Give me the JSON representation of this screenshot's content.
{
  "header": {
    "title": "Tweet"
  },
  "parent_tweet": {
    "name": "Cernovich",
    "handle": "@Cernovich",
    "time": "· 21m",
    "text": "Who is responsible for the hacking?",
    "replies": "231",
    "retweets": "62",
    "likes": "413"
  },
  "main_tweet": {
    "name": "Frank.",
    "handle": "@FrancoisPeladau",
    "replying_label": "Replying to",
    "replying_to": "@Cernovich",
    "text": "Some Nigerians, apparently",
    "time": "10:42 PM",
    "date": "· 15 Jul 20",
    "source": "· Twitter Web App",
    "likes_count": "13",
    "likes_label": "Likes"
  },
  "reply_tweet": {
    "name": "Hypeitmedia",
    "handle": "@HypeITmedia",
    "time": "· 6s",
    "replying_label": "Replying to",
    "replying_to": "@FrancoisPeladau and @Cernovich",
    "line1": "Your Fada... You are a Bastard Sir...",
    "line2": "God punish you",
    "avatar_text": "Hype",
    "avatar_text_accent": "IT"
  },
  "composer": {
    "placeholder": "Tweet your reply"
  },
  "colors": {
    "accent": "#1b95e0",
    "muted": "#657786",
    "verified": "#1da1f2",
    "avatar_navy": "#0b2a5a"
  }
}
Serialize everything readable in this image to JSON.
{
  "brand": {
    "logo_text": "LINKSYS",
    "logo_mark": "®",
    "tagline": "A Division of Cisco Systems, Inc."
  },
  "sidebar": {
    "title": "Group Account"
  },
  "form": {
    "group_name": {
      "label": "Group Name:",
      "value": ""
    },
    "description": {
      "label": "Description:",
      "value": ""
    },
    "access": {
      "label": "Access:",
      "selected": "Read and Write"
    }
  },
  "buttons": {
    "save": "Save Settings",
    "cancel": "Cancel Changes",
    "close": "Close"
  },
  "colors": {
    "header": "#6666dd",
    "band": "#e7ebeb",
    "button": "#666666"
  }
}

============================================================

**Directive**
Output exactly the lines from the one containing "Serialize everything readable" through the last line of the entries, both ends included.

**Result of the task**
Serialize everything readable in this image to JSON.
{
  "brand": {
    "logo_text": "LINKSYS",
    "logo_mark": "®",
    "tagline": "A Division of Cisco Systems, Inc."
  },
  "sidebar": {
    "title": "Group Account"
  },
  "form": {
    "group_name": {
      "label": "Group Name:",
      "value": ""
    },
    "description": {
      "label": "Description:",
      "value": ""
    },
    "access": {
      "label": "Access:",
      "selected": "Read and Write"
    }
  },
  "buttons": {
    "save": "Save Settings",
    "cancel": "Cancel Changes",
    "close": "Close"
  },
  "colors": {
    "header": "#6666dd",
    "band": "#e7ebeb",
    "button": "#666666"
  }
}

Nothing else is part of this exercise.